SUAS TAREFAS:
#1 Resuma em duas frases o texto sobre parcerias com OS e Oscips.
#2 Continue o texto sobre parcerias com OS e Oscips a partir do ponto em que ele termina.

TEXTO SELECIONADO:

Freitas não considera que essa forma de parceria possa ser considerada como “privatização” dos serviços públicos, na medida em que acredita que alguns exemplos de gestão

com OS e Oscips foram bem sucedidos, e nomeia-os como publicização dos serviços ou gestão pública não estatal. Para a pesquisadora, o importante é respeitar os processos de contratação dessas organizações, garantir a transparência e o controle social frente às ações. Um dos problemas apontados está na falta de transparência na contratação dessas organizações e também na publicação das informações sobre os serviços e sobre os recursos financeiros. “Entretanto, as vantagens imediatas obtidas com o modelo não devem desviar os questionamentos necessários, tais como a que preço e de que formas estas vantagens estão sendo atingidas ” (Freitas, 2010:113). Agnaldo dos Santos, sociólogo e pesquisador do Observatório do Cidadão do Instituto Polis, concorda que deve valer o controle social e o monitoramento dessas parcerias e observa que ainda faltam estudos e informações sobre o tema, mas que:

[...] movimentos sociais e fóruns da sociedade civil que atuam em políticas onde existem OS e Oscip, como no caso da saúde, denunciam que essas organizações não permitem (ou não facilitam) a presença de conselhos gestores, e que incorrem em irregularidades ao utilizarem recursos humanos da administração pública direta. Também denunciam a enorme falta de transparência financeira (Santos, s/d:4).

Do ponto de vista da cultura, muitas vezes a parceria não é feita de forma salutar e não se respeita a base do que seja uma parceria, que seria a relação entre iguais e responsabilidades mútuas.

A prática de algumas experiências de publicização na área cultural prova que, não raro, as metas são estabelecidas unilateralmente, oferecendo um risco duplo. Quando apenas a visão da OS ou Oscip prevalece, o interesse público pode ser comprometido e a abstenção do Estado pode significar a ausência de políticas públicas para o setor cultural. Por outro lado, quando o Estado controla sozinho a elaboração e proposta das metas, corre o risco de incoerência com a realidade da gestão e no desperdício de uma oportunidade de parceria correta com a sociedade para elaboração de políticas públicas (Freitas, 2008:97).

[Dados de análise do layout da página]
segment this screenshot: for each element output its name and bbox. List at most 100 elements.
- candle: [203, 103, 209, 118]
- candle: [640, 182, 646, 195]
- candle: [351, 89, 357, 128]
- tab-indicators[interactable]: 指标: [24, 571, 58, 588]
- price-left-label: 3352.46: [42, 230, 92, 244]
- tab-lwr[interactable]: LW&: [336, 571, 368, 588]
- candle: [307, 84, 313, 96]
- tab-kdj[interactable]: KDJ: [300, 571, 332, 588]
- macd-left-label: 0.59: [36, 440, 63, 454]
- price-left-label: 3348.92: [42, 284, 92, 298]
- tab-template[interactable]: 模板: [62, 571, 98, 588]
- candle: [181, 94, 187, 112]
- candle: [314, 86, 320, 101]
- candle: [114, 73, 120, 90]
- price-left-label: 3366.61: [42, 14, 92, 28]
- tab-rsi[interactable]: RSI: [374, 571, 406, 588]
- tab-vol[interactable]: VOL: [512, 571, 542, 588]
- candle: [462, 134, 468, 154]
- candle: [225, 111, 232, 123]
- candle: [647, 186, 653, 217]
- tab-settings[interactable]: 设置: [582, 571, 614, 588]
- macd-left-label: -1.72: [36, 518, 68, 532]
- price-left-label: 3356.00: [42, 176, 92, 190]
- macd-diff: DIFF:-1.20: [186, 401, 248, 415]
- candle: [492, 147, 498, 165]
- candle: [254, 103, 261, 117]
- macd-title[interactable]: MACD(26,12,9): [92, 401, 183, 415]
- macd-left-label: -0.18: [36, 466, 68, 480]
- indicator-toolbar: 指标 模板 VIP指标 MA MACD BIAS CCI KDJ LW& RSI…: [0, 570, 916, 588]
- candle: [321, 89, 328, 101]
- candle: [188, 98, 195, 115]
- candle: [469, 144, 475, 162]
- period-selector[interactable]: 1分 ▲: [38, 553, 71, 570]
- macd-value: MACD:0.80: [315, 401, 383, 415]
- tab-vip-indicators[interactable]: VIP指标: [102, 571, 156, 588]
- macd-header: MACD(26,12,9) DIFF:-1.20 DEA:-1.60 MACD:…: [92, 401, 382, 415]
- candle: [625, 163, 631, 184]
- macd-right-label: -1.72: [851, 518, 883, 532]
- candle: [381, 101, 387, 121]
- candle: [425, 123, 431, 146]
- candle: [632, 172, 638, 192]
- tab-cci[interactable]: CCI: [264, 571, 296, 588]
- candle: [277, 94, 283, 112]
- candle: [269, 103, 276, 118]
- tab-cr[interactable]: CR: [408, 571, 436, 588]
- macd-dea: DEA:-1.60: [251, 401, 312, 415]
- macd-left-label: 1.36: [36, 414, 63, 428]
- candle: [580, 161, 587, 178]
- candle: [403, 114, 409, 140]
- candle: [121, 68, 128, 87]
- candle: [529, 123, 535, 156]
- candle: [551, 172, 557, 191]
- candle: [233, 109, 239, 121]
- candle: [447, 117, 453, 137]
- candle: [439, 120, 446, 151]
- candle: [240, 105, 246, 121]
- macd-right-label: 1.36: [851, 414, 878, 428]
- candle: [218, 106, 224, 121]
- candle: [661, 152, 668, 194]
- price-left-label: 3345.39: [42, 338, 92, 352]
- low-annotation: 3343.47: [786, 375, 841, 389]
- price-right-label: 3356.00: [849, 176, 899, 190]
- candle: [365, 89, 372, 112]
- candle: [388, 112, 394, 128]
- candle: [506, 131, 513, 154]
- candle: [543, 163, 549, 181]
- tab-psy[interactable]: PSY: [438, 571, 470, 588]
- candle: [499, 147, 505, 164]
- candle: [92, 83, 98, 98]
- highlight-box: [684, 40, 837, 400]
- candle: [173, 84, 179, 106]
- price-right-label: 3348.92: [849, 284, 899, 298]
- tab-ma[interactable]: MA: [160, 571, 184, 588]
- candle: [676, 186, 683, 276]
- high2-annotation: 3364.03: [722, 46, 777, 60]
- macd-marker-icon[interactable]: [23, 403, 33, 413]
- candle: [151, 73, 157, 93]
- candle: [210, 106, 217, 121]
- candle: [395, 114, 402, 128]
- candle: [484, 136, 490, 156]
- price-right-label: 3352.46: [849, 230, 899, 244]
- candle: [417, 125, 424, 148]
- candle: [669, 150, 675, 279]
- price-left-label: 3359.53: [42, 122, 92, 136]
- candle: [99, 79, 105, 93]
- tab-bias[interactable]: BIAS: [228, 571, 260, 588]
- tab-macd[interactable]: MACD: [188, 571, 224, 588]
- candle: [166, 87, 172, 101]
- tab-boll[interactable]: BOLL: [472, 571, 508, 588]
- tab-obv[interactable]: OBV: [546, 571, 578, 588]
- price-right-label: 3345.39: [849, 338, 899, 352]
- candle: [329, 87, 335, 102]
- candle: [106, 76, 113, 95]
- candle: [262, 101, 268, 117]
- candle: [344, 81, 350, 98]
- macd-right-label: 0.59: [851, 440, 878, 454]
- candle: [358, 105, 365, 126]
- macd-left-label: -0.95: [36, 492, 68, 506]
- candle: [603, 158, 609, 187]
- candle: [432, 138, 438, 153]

RESPOSTAS DO EXERCÍCIO:
#1 Freitas não considera essas parcerias uma privatização dos serviços públicos, mas defende respeito aos processos de contratação, transparência e controle social, apontando como problema a falta de transparência na contratação e na publicação de informações. Santos concorda com a necessidade de controle social e relata denúncias de irregularidades e de falta de transparência financeira, enquanto na área cultural as metas muitas vezes são estabelecidas unilateralmente, o que oferece um risco duplo.

#2
Tais apontamentos podem ser ampliados para toda e qualquer forma de parceria entre a sociedade civil, o poder público e o setor privado. Abong, Gife e outras redes de associações defendem a necessidade de um ambiente legal e seguro para o acompanhamento dessas parcerias e do uso dos recursos públicos. Para tal, foi criada uma frente de diálogo com o governo federal através da Plataforma por um Novo Marco Regulatório para as organizações da sociedade civil.

Defendem a implementação de um marco legal e de políticas públicas que criem um ambiente favorável e seguro para o envolvimento dos cidadãos e cidadãs em causas públicas. As organizações precisam dessas condições para mobilizar recursos junto à própria sociedade

civil e, com legitimidade e transparência, acessar recursos públicos para realizar atividades relevantes para a democracia e para o bem comum (Abong, 2012).

Contudo, para compreender se essa forma de parceria entre público e privado assume ou não uma relação de privatização de serviços, é preciso, antes, proceder a uma análise mais aprofundada das relações estabelecidas e estudar diretamente alguns casos. Como não é objeto de análise desta pesquisa, esta limitar-se-á ao apontamento dessas reflexões, observando a necessidade de uma análise mais profunda e da consolidação de um campo de pesquisa sobre o tema.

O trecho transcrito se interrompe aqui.